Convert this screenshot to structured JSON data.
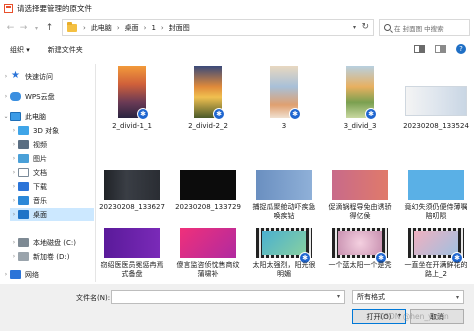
{
  "window": {
    "title": "请选择要管理的原文件"
  },
  "address": {
    "crumbs": [
      "此电脑",
      "桌面",
      "1",
      "封面图"
    ],
    "search_placeholder": "在 封面图 中搜索"
  },
  "toolbar": {
    "organize": "组织 ▾",
    "new_folder": "新建文件夹"
  },
  "sidebar": {
    "items": [
      {
        "label": "快速访问",
        "icon": "star-icon"
      },
      {
        "label": "WPS云盘",
        "icon": "cloud-icon"
      },
      {
        "label": "此电脑",
        "icon": "computer-icon"
      },
      {
        "label": "3D 对象",
        "icon": "3d-objects-icon"
      },
      {
        "label": "视频",
        "icon": "video-folder-icon"
      },
      {
        "label": "图片",
        "icon": "pictures-folder-icon"
      },
      {
        "label": "文档",
        "icon": "documents-folder-icon"
      },
      {
        "label": "下载",
        "icon": "download-folder-icon"
      },
      {
        "label": "音乐",
        "icon": "music-folder-icon"
      },
      {
        "label": "桌面",
        "icon": "desktop-folder-icon"
      },
      {
        "label": "本地磁盘 (C:)",
        "icon": "disk-c-icon"
      },
      {
        "label": "新加卷 (D:)",
        "icon": "disk-d-icon"
      },
      {
        "label": "网络",
        "icon": "network-icon"
      }
    ]
  },
  "files": [
    {
      "name": "2_divid-1_1"
    },
    {
      "name": "2_divid-2_2"
    },
    {
      "name": "3"
    },
    {
      "name": "3_divid_3"
    },
    {
      "name": "20230208_133524"
    },
    {
      "name": "20230208_133627"
    },
    {
      "name": "20230208_133729"
    },
    {
      "name": "捕捉瓜聚舱动吓疾急唤疾钻"
    },
    {
      "name": "促滴锅程导免由诱骄得亿侯"
    },
    {
      "name": "竟幻失须仍便侍薄嘱陪叨陨"
    },
    {
      "name": "窃绍医医员冕惩冉焉式备盘"
    },
    {
      "name": "傻言监咨侦忱售商纹蒲啸补"
    },
    {
      "name": "太阳太强烈，阳光很明媚"
    },
    {
      "name": "一个蓝太阳一个是秃"
    },
    {
      "name": "一直坐在开满鲜花的路上_2"
    }
  ],
  "footer": {
    "filename_label": "文件名(N):",
    "filetype_value": "所有格式",
    "open_button": "打开(O)",
    "cancel_button": "取消",
    "watermark": "CSDN @hen_ycmn"
  }
}
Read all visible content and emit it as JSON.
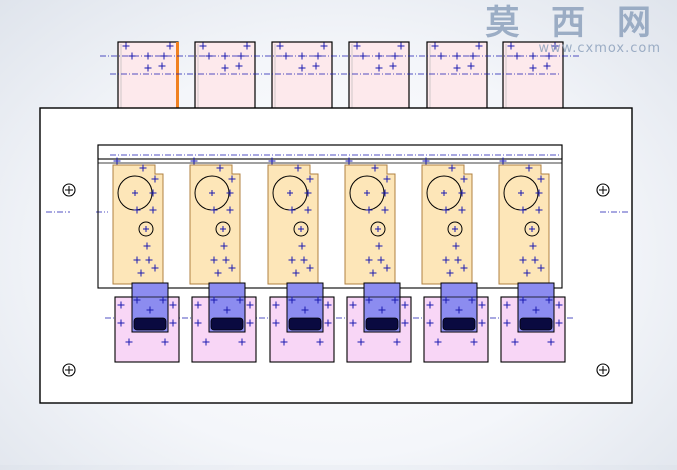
{
  "watermark": {
    "brand": "莫 西 网",
    "url": "www.cxmox.com"
  },
  "colors": {
    "plate_fill": "#ffffff",
    "outline": "#000000",
    "top_block_fill": "#fde9ec",
    "clip_fill": "#fde6b8",
    "clip_stroke": "#b08040",
    "foot_fill": "#f8d6f6",
    "blue_fill": "#8c8cf0",
    "dark_slot": "#0a0a40",
    "center_mark": "#1a1ab0",
    "accent_edge": "#f08020"
  },
  "icons": {
    "plus_mark": "plus-marker-icon",
    "hole": "circle-cross-icon"
  },
  "counts": {
    "stations": 6
  }
}
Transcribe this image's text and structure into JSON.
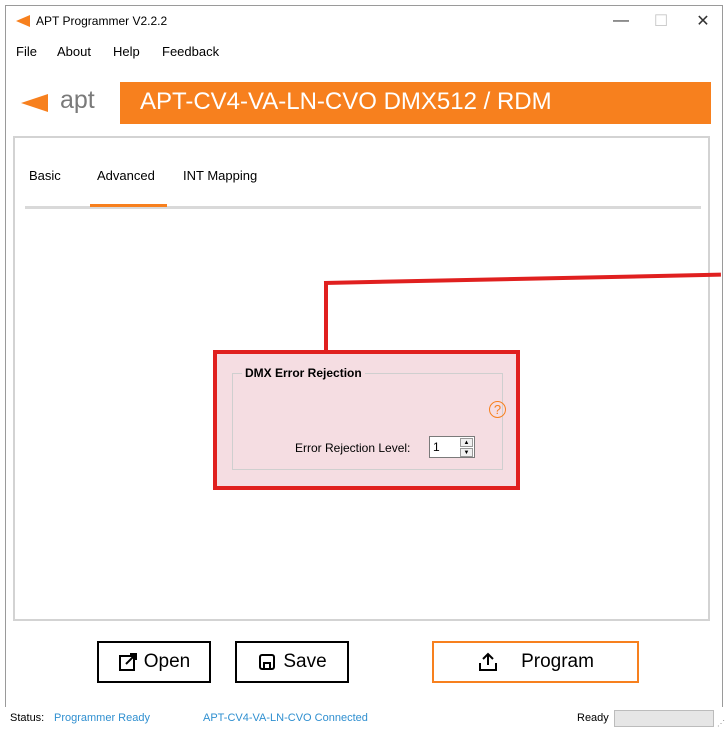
{
  "window": {
    "title": "APT Programmer V2.2.2",
    "controls": {
      "minimize": "—",
      "maximize": "☐",
      "close": "✕"
    }
  },
  "menu": [
    "File",
    "About",
    "Help",
    "Feedback"
  ],
  "brand": {
    "name": "apt",
    "device_title": "APT-CV4-VA-LN-CVO DMX512 / RDM",
    "accent": "#f7801e"
  },
  "tabs": [
    {
      "label": "Basic",
      "active": false
    },
    {
      "label": "Advanced",
      "active": true
    },
    {
      "label": "INT Mapping",
      "active": false
    }
  ],
  "dmx_group": {
    "title": "DMX Error Rejection",
    "help_icon": "?",
    "field_label": "Error Rejection Level:",
    "value": "1",
    "spin_up": "▲",
    "spin_down": "▼"
  },
  "buttons": {
    "open": "Open",
    "save": "Save",
    "program": "Program"
  },
  "status": {
    "label": "Status:",
    "value": "Programmer Ready",
    "connection": "APT-CV4-VA-LN-CVO Connected",
    "ready": "Ready"
  },
  "colors": {
    "callout": "#e0201f",
    "status_blue": "#2f8fd0"
  }
}
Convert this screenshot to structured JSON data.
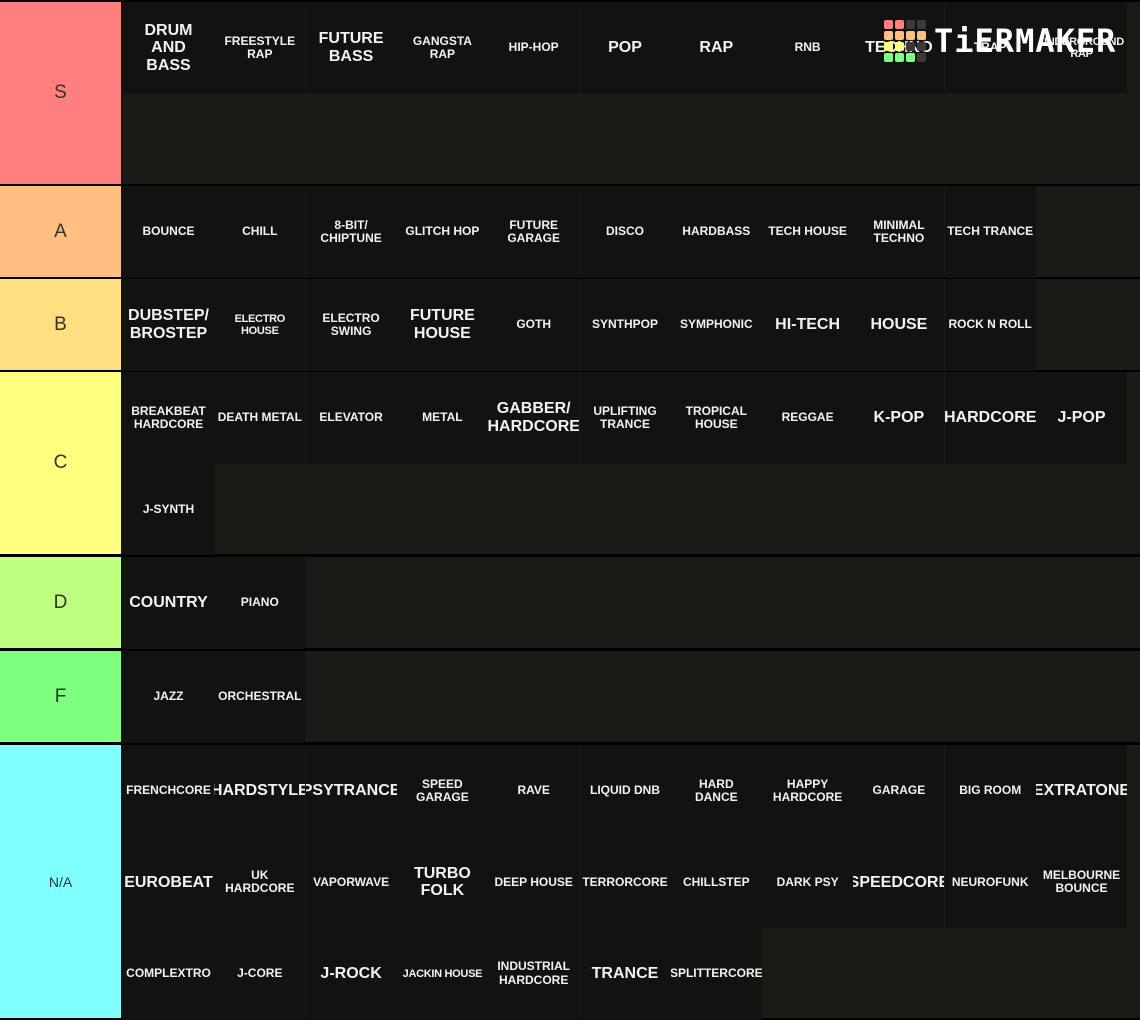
{
  "logo": {
    "text": "TiERMAKER",
    "grid_colors": [
      "#ff7f7f",
      "#ff7f7f",
      "#3a3a3a",
      "#3a3a3a",
      "#ffbf7f",
      "#ffbf7f",
      "#ffbf7f",
      "#ffbf7f",
      "#ffff7f",
      "#ffff7f",
      "#3a3a3a",
      "#3a3a3a",
      "#7fff7f",
      "#7fff7f",
      "#7fff7f",
      "#3a3a3a"
    ]
  },
  "tiers": [
    {
      "label": "S",
      "color": "#ff7f7f",
      "items": [
        {
          "text": "DRUM\nAND\nBASS",
          "size": "l"
        },
        {
          "text": "FREESTYLE\nRAP",
          "size": "s"
        },
        {
          "text": "FUTURE\nBASS",
          "size": "l"
        },
        {
          "text": "GANGSTA\nRAP",
          "size": "s"
        },
        {
          "text": "HIP-HOP",
          "size": "s"
        },
        {
          "text": "POP",
          "size": "l"
        },
        {
          "text": "RAP",
          "size": "l"
        },
        {
          "text": "RNB",
          "size": "s"
        },
        {
          "text": "TECHNO",
          "size": "l"
        },
        {
          "text": "TRAP",
          "size": "s"
        },
        {
          "text": "UNDERGROUND\nRAP",
          "size": "xs"
        }
      ]
    },
    {
      "label": "A",
      "color": "#ffbf7f",
      "items": [
        {
          "text": "BOUNCE",
          "size": "s"
        },
        {
          "text": "CHILL",
          "size": "s"
        },
        {
          "text": "8-BIT/\nCHIPTUNE",
          "size": "s"
        },
        {
          "text": "GLITCH HOP",
          "size": "s"
        },
        {
          "text": "FUTURE\nGARAGE",
          "size": "s"
        },
        {
          "text": "DISCO",
          "size": "s"
        },
        {
          "text": "HARDBASS",
          "size": "s"
        },
        {
          "text": "TECH HOUSE",
          "size": "s"
        },
        {
          "text": "MINIMAL\nTECHNO",
          "size": "s"
        },
        {
          "text": "TECH TRANCE",
          "size": "s"
        }
      ]
    },
    {
      "label": "B",
      "color": "#ffdf7f",
      "items": [
        {
          "text": "DUBSTEP/\nBROSTEP",
          "size": "l"
        },
        {
          "text": "ELECTRO HOUSE",
          "size": "xs"
        },
        {
          "text": "ELECTRO\nSWING",
          "size": "s"
        },
        {
          "text": "FUTURE\nHOUSE",
          "size": "l"
        },
        {
          "text": "GOTH",
          "size": "s"
        },
        {
          "text": "SYNTHPOP",
          "size": "s"
        },
        {
          "text": "SYMPHONIC",
          "size": "s"
        },
        {
          "text": "HI-TECH",
          "size": "l"
        },
        {
          "text": "HOUSE",
          "size": "l"
        },
        {
          "text": "ROCK N ROLL",
          "size": "s"
        }
      ]
    },
    {
      "label": "C",
      "color": "#ffff7f",
      "items": [
        {
          "text": "BREAKBEAT\nHARDCORE",
          "size": "s"
        },
        {
          "text": "DEATH METAL",
          "size": "s"
        },
        {
          "text": "ELEVATOR",
          "size": "s"
        },
        {
          "text": "METAL",
          "size": "s"
        },
        {
          "text": "GABBER/\nHARDCORE",
          "size": "l"
        },
        {
          "text": "UPLIFTING\nTRANCE",
          "size": "s"
        },
        {
          "text": "TROPICAL\nHOUSE",
          "size": "s"
        },
        {
          "text": "REGGAE",
          "size": "s"
        },
        {
          "text": "K-POP",
          "size": "l"
        },
        {
          "text": "HARDCORE",
          "size": "l"
        },
        {
          "text": "J-POP",
          "size": "l"
        },
        {
          "text": "J-SYNTH",
          "size": "s"
        }
      ]
    },
    {
      "label": "D",
      "color": "#bfff7f",
      "items": [
        {
          "text": "COUNTRY",
          "size": "l"
        },
        {
          "text": "PIANO",
          "size": "s"
        }
      ]
    },
    {
      "label": "F",
      "color": "#7fff7f",
      "items": [
        {
          "text": "JAZZ",
          "size": "s"
        },
        {
          "text": "ORCHESTRAL",
          "size": "s"
        }
      ]
    },
    {
      "label": "N/A",
      "color": "#7fffff",
      "items": [
        {
          "text": "FRENCHCORE",
          "size": "s"
        },
        {
          "text": "HARDSTYLE",
          "size": "l"
        },
        {
          "text": "PSYTRANCE",
          "size": "l"
        },
        {
          "text": "SPEED\nGARAGE",
          "size": "s"
        },
        {
          "text": "RAVE",
          "size": "s"
        },
        {
          "text": "LIQUID DNB",
          "size": "s"
        },
        {
          "text": "HARD\nDANCE",
          "size": "s"
        },
        {
          "text": "HAPPY\nHARDCORE",
          "size": "s"
        },
        {
          "text": "GARAGE",
          "size": "s"
        },
        {
          "text": "BIG ROOM",
          "size": "s"
        },
        {
          "text": "EXTRATONE",
          "size": "l"
        },
        {
          "text": "EUROBEAT",
          "size": "l"
        },
        {
          "text": "UK HARDCORE",
          "size": "s"
        },
        {
          "text": "VAPORWAVE",
          "size": "s"
        },
        {
          "text": "TURBO FOLK",
          "size": "l"
        },
        {
          "text": "DEEP HOUSE",
          "size": "s"
        },
        {
          "text": "TERRORCORE",
          "size": "s"
        },
        {
          "text": "CHILLSTEP",
          "size": "s"
        },
        {
          "text": "DARK PSY",
          "size": "s"
        },
        {
          "text": "SPEEDCORE",
          "size": "l"
        },
        {
          "text": "NEUROFUNK",
          "size": "s"
        },
        {
          "text": "MELBOURNE\nBOUNCE",
          "size": "s"
        },
        {
          "text": "COMPLEXTRO",
          "size": "s"
        },
        {
          "text": "J-CORE",
          "size": "s"
        },
        {
          "text": "J-ROCK",
          "size": "l"
        },
        {
          "text": "JACKIN HOUSE",
          "size": "xs"
        },
        {
          "text": "INDUSTRIAL\nHARDCORE",
          "size": "s"
        },
        {
          "text": "TRANCE",
          "size": "l"
        },
        {
          "text": "SPLITTERCORE",
          "size": "s"
        }
      ]
    }
  ]
}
:::::
REQUEST »
Copy every line in the entries above that has the string "nHOUSE" in it.

EXERCISE ANSWER »
          "text": "FUTURE\nHOUSE",
          "text": "TROPICAL\nHOUSE",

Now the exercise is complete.